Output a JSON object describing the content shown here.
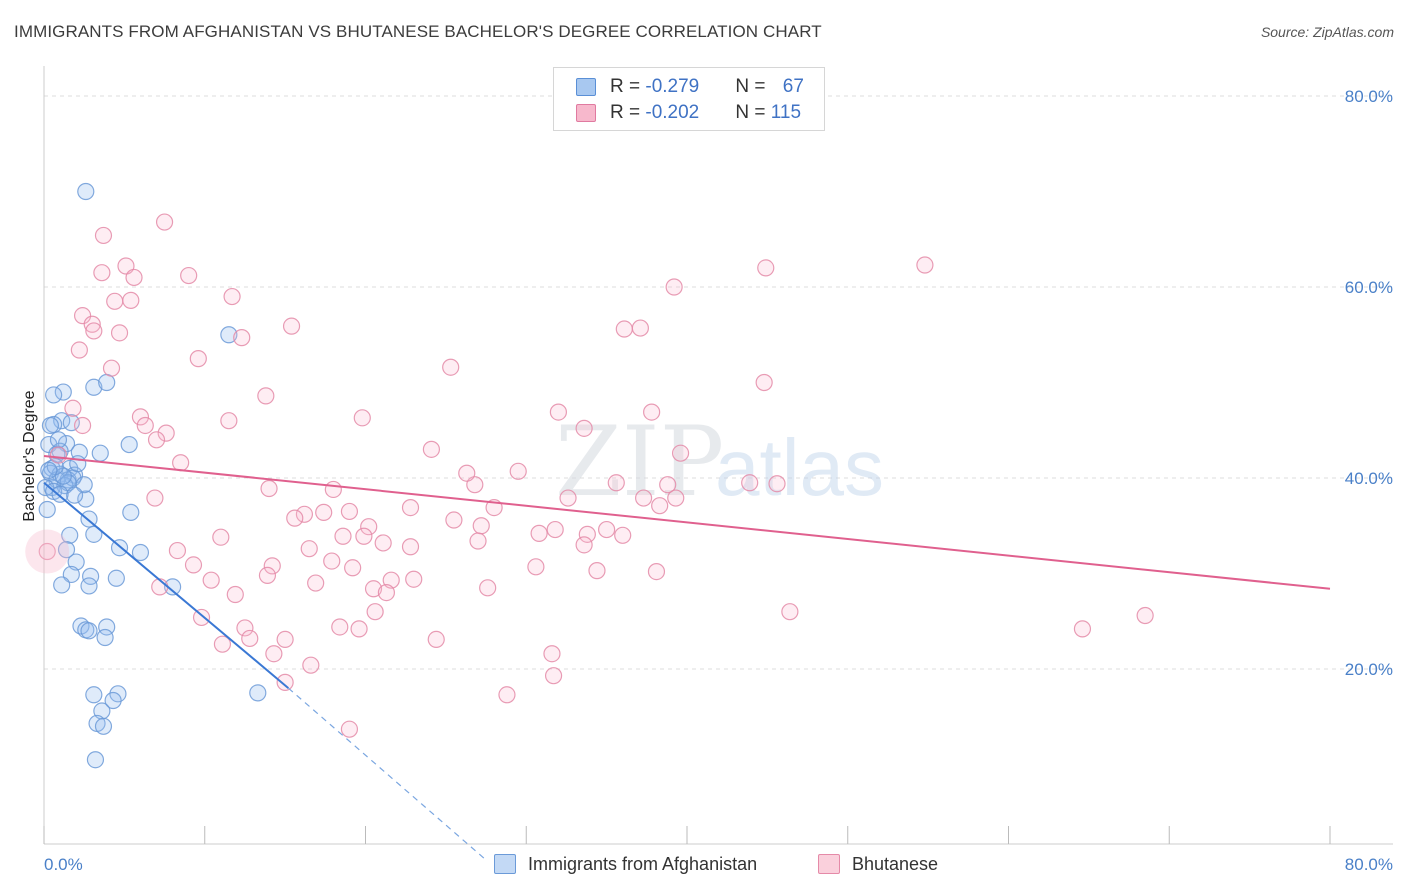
{
  "title": "IMMIGRANTS FROM AFGHANISTAN VS BHUTANESE BACHELOR'S DEGREE CORRELATION CHART",
  "source": "Source: ZipAtlas.com",
  "watermark": {
    "zip": "ZIP",
    "atlas": "atlas"
  },
  "legend": {
    "rows": [
      {
        "r_label": "R = ",
        "r_value": "-0.279",
        "n_label": "N = ",
        "n_value": "67",
        "color": "#a8c8f0",
        "border": "#5a8fd6"
      },
      {
        "r_label": "R = ",
        "r_value": "-0.202",
        "n_label": "N = ",
        "n_value": "115",
        "color": "#f7b8cc",
        "border": "#e07aa0"
      }
    ]
  },
  "bottom_legend": [
    {
      "label": "Immigrants from Afghanistan",
      "color": "#c3d9f5",
      "border": "#6b9ad8"
    },
    {
      "label": "Bhutanese",
      "color": "#fad0dc",
      "border": "#e58aa8"
    }
  ],
  "chart_data": {
    "type": "scatter",
    "title": "IMMIGRANTS FROM AFGHANISTAN VS BHUTANESE BACHELOR'S DEGREE CORRELATION CHART",
    "xlabel": "",
    "ylabel": "Bachelor's Degree",
    "xlim": [
      0,
      80
    ],
    "ylim": [
      0,
      80
    ],
    "x_tick_labels": [
      "0.0%",
      "80.0%"
    ],
    "y_ticks": [
      20,
      40,
      60,
      80
    ],
    "y_tick_labels": [
      "20.0%",
      "40.0%",
      "60.0%",
      "80.0%"
    ],
    "series": [
      {
        "name": "Immigrants from Afghanistan",
        "color": "#6b9ad8",
        "fill": "rgba(150,190,240,0.35)",
        "trend": {
          "x0": 0,
          "y0": 39.5,
          "x1": 15.2,
          "y1": 18.0,
          "dash_to_x": 27.5,
          "dash_to_y": 0
        },
        "points": [
          [
            2.6,
            70.0
          ],
          [
            11.5,
            55.0
          ],
          [
            1.2,
            49.0
          ],
          [
            3.1,
            49.5
          ],
          [
            3.9,
            50.0
          ],
          [
            0.6,
            48.7
          ],
          [
            1.1,
            46.0
          ],
          [
            0.6,
            45.6
          ],
          [
            1.7,
            45.8
          ],
          [
            0.3,
            43.5
          ],
          [
            1.4,
            43.6
          ],
          [
            5.3,
            43.5
          ],
          [
            1.0,
            42.8
          ],
          [
            0.8,
            42.5
          ],
          [
            2.2,
            42.7
          ],
          [
            3.5,
            42.6
          ],
          [
            0.5,
            41.0
          ],
          [
            1.6,
            41.0
          ],
          [
            1.9,
            40.3
          ],
          [
            0.4,
            40.5
          ],
          [
            1.0,
            40.4
          ],
          [
            1.5,
            39.8
          ],
          [
            0.5,
            39.0
          ],
          [
            1.8,
            40.0
          ],
          [
            0.8,
            39.8
          ],
          [
            0.1,
            39.0
          ],
          [
            1.3,
            39.2
          ],
          [
            0.6,
            38.6
          ],
          [
            0.2,
            36.7
          ],
          [
            2.6,
            37.8
          ],
          [
            5.4,
            36.4
          ],
          [
            2.8,
            35.7
          ],
          [
            3.1,
            34.1
          ],
          [
            1.6,
            34.0
          ],
          [
            1.4,
            32.5
          ],
          [
            4.7,
            32.7
          ],
          [
            6.0,
            32.2
          ],
          [
            2.0,
            31.2
          ],
          [
            1.7,
            29.9
          ],
          [
            2.9,
            29.7
          ],
          [
            4.5,
            29.5
          ],
          [
            1.1,
            28.8
          ],
          [
            2.8,
            28.7
          ],
          [
            8.0,
            28.6
          ],
          [
            2.3,
            24.5
          ],
          [
            2.6,
            24.1
          ],
          [
            2.8,
            24.0
          ],
          [
            3.9,
            24.4
          ],
          [
            3.8,
            23.3
          ],
          [
            3.1,
            17.3
          ],
          [
            4.6,
            17.4
          ],
          [
            13.3,
            17.5
          ],
          [
            4.3,
            16.7
          ],
          [
            3.6,
            15.6
          ],
          [
            3.3,
            14.3
          ],
          [
            3.7,
            14.0
          ],
          [
            3.2,
            10.5
          ],
          [
            1.5,
            39.5
          ],
          [
            2.1,
            41.5
          ],
          [
            0.9,
            44.0
          ],
          [
            0.4,
            45.5
          ],
          [
            2.5,
            39.3
          ],
          [
            1.2,
            40.2
          ],
          [
            0.7,
            41.2
          ],
          [
            1.9,
            38.2
          ],
          [
            0.3,
            40.8
          ],
          [
            1.0,
            38.3
          ]
        ]
      },
      {
        "name": "Bhutanese",
        "color": "#e58aa8",
        "fill": "rgba(247,184,204,0.3)",
        "trend": {
          "x0": 0,
          "y0": 42.3,
          "x1": 80,
          "y1": 28.4
        },
        "points": [
          [
            0.2,
            32.3
          ],
          [
            7.5,
            66.8
          ],
          [
            3.7,
            65.4
          ],
          [
            5.1,
            62.2
          ],
          [
            3.6,
            61.5
          ],
          [
            9.0,
            61.2
          ],
          [
            5.6,
            61.0
          ],
          [
            11.7,
            59.0
          ],
          [
            44.9,
            62.0
          ],
          [
            54.8,
            62.3
          ],
          [
            39.2,
            60.0
          ],
          [
            2.4,
            57.0
          ],
          [
            4.4,
            58.5
          ],
          [
            5.4,
            58.6
          ],
          [
            3.0,
            56.1
          ],
          [
            15.4,
            55.9
          ],
          [
            3.1,
            55.4
          ],
          [
            4.7,
            55.2
          ],
          [
            12.3,
            54.7
          ],
          [
            36.1,
            55.6
          ],
          [
            37.1,
            55.7
          ],
          [
            2.2,
            53.4
          ],
          [
            9.6,
            52.5
          ],
          [
            4.2,
            51.5
          ],
          [
            25.3,
            51.6
          ],
          [
            44.8,
            50.0
          ],
          [
            13.8,
            48.6
          ],
          [
            1.8,
            47.3
          ],
          [
            32.0,
            46.9
          ],
          [
            37.8,
            46.9
          ],
          [
            6.0,
            46.4
          ],
          [
            11.5,
            46.0
          ],
          [
            19.8,
            46.3
          ],
          [
            2.4,
            45.5
          ],
          [
            6.3,
            45.5
          ],
          [
            33.6,
            45.2
          ],
          [
            7.6,
            44.7
          ],
          [
            7.0,
            44.0
          ],
          [
            24.1,
            43.0
          ],
          [
            39.6,
            42.6
          ],
          [
            0.9,
            42.4
          ],
          [
            8.5,
            41.6
          ],
          [
            29.5,
            40.7
          ],
          [
            43.9,
            39.5
          ],
          [
            45.6,
            39.4
          ],
          [
            35.6,
            39.5
          ],
          [
            26.8,
            39.3
          ],
          [
            38.8,
            39.3
          ],
          [
            14.0,
            38.9
          ],
          [
            18.0,
            38.8
          ],
          [
            6.9,
            37.9
          ],
          [
            32.6,
            37.9
          ],
          [
            37.3,
            37.9
          ],
          [
            39.3,
            37.9
          ],
          [
            38.3,
            37.1
          ],
          [
            22.8,
            36.9
          ],
          [
            28.0,
            36.9
          ],
          [
            16.2,
            36.2
          ],
          [
            17.4,
            36.4
          ],
          [
            19.0,
            36.5
          ],
          [
            25.5,
            35.6
          ],
          [
            15.6,
            35.8
          ],
          [
            27.2,
            35.0
          ],
          [
            20.2,
            34.9
          ],
          [
            35.0,
            34.6
          ],
          [
            36.0,
            34.0
          ],
          [
            33.8,
            34.1
          ],
          [
            30.8,
            34.2
          ],
          [
            31.8,
            34.6
          ],
          [
            19.9,
            33.9
          ],
          [
            11.0,
            33.8
          ],
          [
            18.6,
            33.9
          ],
          [
            21.1,
            33.2
          ],
          [
            33.6,
            33.0
          ],
          [
            27.0,
            33.4
          ],
          [
            22.8,
            32.8
          ],
          [
            16.5,
            32.6
          ],
          [
            8.3,
            32.4
          ],
          [
            17.9,
            31.3
          ],
          [
            14.2,
            30.8
          ],
          [
            19.2,
            30.6
          ],
          [
            30.6,
            30.7
          ],
          [
            34.4,
            30.3
          ],
          [
            38.1,
            30.2
          ],
          [
            9.3,
            30.9
          ],
          [
            13.9,
            29.8
          ],
          [
            21.6,
            29.3
          ],
          [
            10.4,
            29.3
          ],
          [
            23.0,
            29.4
          ],
          [
            16.9,
            29.0
          ],
          [
            27.6,
            28.5
          ],
          [
            20.5,
            28.4
          ],
          [
            7.2,
            28.6
          ],
          [
            11.9,
            27.8
          ],
          [
            21.3,
            28.0
          ],
          [
            20.6,
            26.0
          ],
          [
            9.8,
            25.4
          ],
          [
            46.4,
            26.0
          ],
          [
            64.6,
            24.2
          ],
          [
            68.5,
            25.6
          ],
          [
            12.5,
            24.3
          ],
          [
            18.4,
            24.4
          ],
          [
            19.6,
            24.2
          ],
          [
            12.8,
            23.2
          ],
          [
            15.0,
            23.1
          ],
          [
            24.4,
            23.1
          ],
          [
            11.1,
            22.6
          ],
          [
            14.3,
            21.6
          ],
          [
            31.6,
            21.6
          ],
          [
            16.6,
            20.4
          ],
          [
            31.7,
            19.3
          ],
          [
            15.0,
            18.6
          ],
          [
            28.8,
            17.3
          ],
          [
            19.0,
            13.7
          ],
          [
            26.3,
            40.5
          ]
        ]
      }
    ]
  }
}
____________
- **Aim of the exercise**
Check each line of the listing above for the string "CORRELATION", then report only how many lines have it.

- **Solution**
2